(WHAT THE TASK ASKS)
Show every line in the entries below where the word "Tryb" appears.
#### SOURCE RECORDS ####
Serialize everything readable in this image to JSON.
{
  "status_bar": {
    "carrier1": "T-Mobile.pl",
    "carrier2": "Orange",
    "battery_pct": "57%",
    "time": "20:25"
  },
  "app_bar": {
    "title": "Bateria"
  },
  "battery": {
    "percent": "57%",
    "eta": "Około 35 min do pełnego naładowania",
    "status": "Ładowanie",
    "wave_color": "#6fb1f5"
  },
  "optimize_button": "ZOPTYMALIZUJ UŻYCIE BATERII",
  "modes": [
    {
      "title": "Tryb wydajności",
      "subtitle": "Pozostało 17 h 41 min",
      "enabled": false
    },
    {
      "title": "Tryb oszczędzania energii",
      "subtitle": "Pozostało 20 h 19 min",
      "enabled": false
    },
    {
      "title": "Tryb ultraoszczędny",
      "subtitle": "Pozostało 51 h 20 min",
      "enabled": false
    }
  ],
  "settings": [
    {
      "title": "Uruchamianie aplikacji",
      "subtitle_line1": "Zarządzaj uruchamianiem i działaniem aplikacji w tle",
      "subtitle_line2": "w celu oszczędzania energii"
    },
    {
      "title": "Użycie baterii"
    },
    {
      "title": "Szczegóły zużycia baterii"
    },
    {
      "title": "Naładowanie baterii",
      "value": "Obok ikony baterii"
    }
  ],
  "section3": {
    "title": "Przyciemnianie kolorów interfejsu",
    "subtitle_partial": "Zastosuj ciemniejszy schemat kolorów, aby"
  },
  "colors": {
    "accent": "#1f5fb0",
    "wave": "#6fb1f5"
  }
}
####
(SOLUTION FOR THIS TASK)
      "title": "Tryb wydajności",
      "title": "Tryb oszczędzania energii",
      "title": "Tryb ultraoszczędny",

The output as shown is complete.